Problem to solve
From the entries below, copy every line where the string "Cósmica" appears.

——————————

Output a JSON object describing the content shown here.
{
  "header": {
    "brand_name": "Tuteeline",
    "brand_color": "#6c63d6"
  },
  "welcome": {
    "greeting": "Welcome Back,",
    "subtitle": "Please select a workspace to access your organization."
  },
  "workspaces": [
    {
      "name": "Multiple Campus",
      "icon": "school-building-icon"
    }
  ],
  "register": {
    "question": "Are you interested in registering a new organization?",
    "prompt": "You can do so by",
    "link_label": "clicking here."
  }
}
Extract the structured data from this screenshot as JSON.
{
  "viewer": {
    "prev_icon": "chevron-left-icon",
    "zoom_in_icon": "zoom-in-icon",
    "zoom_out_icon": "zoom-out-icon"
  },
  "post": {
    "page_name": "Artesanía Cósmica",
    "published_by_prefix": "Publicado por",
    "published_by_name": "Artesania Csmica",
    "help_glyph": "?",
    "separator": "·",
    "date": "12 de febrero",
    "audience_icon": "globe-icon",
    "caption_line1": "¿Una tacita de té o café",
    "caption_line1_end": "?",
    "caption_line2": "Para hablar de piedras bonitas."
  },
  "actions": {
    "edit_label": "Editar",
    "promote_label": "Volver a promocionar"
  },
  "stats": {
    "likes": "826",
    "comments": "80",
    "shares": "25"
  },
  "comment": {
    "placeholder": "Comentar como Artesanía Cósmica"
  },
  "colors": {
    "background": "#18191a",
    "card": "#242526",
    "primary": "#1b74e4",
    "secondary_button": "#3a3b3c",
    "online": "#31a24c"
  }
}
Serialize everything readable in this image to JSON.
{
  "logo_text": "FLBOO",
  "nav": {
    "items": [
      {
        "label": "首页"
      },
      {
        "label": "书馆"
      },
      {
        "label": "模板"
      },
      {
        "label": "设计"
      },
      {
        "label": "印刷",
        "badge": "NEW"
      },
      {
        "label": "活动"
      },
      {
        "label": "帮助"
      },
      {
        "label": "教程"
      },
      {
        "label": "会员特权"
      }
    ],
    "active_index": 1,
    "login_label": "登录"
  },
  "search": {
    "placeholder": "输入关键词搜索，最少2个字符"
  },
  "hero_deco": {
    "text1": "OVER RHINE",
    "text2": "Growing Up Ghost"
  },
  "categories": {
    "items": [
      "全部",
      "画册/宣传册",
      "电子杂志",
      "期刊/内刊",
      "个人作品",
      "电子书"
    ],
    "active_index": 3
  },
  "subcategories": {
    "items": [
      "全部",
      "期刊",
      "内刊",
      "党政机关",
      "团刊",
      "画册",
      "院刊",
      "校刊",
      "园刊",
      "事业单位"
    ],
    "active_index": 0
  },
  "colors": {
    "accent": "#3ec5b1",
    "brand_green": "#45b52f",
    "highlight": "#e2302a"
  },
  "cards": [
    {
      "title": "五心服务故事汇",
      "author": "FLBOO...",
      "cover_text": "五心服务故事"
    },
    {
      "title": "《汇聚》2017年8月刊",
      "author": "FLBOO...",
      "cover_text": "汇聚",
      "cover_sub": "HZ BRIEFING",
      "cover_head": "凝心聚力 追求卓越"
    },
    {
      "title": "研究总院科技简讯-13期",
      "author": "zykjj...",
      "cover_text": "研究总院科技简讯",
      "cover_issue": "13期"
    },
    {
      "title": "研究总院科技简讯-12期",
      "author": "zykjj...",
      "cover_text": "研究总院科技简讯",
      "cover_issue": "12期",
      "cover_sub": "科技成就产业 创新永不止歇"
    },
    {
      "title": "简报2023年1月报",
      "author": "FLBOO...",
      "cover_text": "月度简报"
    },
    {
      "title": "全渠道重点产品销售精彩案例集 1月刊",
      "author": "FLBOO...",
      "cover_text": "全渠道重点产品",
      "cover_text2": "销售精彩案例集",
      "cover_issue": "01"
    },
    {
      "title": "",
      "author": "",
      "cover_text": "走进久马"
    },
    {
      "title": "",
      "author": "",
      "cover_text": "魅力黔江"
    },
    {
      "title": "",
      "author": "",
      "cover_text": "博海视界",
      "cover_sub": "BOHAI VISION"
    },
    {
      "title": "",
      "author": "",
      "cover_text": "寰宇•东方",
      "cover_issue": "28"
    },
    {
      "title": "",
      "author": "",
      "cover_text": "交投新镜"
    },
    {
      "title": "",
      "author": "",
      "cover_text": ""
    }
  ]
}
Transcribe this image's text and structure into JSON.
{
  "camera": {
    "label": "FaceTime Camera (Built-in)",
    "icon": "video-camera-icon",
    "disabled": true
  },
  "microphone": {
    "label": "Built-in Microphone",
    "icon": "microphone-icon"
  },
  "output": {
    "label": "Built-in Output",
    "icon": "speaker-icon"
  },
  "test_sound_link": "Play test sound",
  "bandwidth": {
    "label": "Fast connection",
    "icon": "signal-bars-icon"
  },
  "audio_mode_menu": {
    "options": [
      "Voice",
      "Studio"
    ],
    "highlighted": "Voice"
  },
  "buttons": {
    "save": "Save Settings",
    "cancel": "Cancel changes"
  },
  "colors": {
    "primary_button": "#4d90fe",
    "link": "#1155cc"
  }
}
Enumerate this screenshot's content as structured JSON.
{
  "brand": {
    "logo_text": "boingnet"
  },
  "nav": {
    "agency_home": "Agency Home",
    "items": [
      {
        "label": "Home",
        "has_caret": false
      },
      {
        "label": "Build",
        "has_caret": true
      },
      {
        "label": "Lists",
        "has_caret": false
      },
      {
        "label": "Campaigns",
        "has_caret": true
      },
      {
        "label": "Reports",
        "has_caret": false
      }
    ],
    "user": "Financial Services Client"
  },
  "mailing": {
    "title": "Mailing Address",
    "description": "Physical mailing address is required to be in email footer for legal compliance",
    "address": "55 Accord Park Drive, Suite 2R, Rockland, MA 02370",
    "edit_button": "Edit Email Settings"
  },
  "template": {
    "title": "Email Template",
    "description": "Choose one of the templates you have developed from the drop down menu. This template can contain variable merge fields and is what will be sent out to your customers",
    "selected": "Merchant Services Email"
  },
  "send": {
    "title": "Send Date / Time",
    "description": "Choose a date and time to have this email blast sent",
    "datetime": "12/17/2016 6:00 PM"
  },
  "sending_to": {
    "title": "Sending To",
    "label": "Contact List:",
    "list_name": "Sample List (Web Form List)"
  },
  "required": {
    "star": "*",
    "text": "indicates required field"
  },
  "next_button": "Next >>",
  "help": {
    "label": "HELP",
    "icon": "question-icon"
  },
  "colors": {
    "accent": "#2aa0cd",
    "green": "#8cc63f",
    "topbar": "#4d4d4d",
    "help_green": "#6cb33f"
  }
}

——————————

Answer below
    "page_name": "Artesanía Cósmica",
    "placeholder": "Comentar como Artesanía Cósmica"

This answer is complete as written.